__JOB__:
Tally the lines in the listing below that contain "name" and report the tally alone.

[Rows from a figure dataset]

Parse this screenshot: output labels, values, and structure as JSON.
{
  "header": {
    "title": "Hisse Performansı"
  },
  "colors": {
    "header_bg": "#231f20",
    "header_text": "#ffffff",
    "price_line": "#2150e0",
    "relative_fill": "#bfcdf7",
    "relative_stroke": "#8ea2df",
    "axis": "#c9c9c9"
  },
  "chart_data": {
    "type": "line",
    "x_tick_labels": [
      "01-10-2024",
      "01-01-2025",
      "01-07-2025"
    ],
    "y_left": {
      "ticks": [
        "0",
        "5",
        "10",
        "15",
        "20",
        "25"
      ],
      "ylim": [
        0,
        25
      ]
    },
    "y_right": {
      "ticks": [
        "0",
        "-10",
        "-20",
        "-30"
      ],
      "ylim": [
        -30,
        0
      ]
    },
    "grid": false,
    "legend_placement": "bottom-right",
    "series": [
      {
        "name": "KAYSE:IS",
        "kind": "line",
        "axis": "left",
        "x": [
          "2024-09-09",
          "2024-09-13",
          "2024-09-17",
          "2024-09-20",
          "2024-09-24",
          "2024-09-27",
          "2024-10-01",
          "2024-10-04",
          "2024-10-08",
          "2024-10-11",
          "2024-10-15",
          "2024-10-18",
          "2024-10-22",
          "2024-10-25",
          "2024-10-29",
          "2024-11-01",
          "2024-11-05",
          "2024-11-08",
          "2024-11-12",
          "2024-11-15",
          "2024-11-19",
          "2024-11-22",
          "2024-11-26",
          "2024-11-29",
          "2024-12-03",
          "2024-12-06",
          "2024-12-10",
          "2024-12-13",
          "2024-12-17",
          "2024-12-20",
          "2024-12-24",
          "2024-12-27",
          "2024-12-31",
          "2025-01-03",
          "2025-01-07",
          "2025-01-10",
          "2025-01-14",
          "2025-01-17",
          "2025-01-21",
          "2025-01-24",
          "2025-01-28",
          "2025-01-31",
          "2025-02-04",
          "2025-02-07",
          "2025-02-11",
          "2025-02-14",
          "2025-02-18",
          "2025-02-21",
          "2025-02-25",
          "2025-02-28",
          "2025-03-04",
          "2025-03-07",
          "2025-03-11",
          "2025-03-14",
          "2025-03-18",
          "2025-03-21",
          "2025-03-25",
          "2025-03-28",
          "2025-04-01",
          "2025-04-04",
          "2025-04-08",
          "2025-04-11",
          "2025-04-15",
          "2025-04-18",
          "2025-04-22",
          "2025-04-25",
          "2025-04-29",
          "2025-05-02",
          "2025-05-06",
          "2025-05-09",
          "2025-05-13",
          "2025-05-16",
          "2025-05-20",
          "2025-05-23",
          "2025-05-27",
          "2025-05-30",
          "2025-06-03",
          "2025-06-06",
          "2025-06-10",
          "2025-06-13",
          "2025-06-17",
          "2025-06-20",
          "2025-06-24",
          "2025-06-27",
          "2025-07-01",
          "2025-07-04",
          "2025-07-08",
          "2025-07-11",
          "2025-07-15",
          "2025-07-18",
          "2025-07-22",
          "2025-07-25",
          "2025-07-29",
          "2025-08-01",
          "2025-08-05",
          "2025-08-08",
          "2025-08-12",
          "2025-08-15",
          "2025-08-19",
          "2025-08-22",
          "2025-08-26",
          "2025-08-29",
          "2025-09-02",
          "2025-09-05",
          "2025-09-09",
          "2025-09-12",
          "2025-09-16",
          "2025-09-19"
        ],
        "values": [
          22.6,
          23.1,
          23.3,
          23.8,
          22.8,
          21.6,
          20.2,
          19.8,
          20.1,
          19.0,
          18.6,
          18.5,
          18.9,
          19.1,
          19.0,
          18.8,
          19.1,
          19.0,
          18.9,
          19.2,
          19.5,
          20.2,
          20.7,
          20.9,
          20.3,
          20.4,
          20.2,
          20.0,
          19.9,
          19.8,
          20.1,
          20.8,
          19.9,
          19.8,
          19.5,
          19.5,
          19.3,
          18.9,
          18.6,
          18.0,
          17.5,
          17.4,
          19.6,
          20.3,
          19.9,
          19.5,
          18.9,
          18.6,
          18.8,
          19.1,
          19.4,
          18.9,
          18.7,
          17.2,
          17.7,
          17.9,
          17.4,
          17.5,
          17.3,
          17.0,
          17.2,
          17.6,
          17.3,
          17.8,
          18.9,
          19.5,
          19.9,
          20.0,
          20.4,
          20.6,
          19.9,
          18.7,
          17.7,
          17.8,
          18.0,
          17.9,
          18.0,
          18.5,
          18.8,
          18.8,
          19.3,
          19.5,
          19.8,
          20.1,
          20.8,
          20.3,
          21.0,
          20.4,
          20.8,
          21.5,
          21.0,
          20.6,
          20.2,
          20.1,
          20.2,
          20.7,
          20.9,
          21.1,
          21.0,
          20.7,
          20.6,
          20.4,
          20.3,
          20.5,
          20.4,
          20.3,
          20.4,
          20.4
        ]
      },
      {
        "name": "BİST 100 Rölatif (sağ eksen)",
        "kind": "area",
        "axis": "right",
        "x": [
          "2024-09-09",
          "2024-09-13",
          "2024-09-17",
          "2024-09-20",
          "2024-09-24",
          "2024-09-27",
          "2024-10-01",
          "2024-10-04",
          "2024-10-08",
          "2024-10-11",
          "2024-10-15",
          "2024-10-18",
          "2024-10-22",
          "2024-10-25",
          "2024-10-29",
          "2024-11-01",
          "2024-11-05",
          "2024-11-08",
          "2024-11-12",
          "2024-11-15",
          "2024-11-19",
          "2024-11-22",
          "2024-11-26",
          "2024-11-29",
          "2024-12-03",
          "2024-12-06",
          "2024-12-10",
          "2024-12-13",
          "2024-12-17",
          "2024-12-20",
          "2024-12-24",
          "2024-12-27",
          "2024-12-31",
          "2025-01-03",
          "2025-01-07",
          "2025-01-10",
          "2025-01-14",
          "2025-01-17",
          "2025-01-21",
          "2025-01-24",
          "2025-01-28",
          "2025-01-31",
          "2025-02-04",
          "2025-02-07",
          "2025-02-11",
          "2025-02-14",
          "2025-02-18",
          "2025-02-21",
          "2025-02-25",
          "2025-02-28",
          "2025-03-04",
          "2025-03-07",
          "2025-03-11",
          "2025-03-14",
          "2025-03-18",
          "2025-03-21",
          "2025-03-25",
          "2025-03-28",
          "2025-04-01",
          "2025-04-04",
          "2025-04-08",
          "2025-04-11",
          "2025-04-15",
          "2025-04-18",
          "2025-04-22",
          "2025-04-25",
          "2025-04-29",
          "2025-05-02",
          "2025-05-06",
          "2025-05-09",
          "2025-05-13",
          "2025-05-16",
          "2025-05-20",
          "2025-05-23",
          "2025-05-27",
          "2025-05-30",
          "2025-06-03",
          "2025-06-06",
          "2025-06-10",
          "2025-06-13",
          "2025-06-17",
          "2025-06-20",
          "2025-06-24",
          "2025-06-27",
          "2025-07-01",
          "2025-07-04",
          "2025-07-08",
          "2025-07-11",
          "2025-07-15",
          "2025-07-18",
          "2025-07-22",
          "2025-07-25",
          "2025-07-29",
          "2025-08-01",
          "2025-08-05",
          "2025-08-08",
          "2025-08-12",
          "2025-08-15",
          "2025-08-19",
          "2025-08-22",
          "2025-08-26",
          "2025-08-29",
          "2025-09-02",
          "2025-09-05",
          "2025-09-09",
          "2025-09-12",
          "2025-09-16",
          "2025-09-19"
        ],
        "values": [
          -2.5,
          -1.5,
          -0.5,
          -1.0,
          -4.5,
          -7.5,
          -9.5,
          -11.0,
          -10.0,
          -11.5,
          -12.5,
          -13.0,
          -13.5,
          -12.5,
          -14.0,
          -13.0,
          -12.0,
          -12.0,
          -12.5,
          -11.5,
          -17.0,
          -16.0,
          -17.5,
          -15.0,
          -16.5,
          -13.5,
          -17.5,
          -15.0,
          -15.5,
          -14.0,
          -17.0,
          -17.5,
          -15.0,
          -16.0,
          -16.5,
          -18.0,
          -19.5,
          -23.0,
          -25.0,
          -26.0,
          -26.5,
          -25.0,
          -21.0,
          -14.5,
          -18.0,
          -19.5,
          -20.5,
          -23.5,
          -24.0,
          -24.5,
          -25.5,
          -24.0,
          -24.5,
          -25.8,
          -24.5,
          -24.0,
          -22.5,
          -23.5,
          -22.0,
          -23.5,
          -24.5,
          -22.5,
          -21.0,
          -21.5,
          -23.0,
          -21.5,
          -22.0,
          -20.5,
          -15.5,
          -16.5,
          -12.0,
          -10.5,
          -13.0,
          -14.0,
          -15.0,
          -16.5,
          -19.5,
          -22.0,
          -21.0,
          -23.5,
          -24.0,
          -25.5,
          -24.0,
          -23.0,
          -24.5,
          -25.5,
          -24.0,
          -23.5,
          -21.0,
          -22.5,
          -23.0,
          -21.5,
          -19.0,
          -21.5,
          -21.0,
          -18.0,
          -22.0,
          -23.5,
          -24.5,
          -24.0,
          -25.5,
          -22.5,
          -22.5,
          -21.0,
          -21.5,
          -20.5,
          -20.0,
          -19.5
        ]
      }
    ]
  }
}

__EXERCISE RESULT__:
2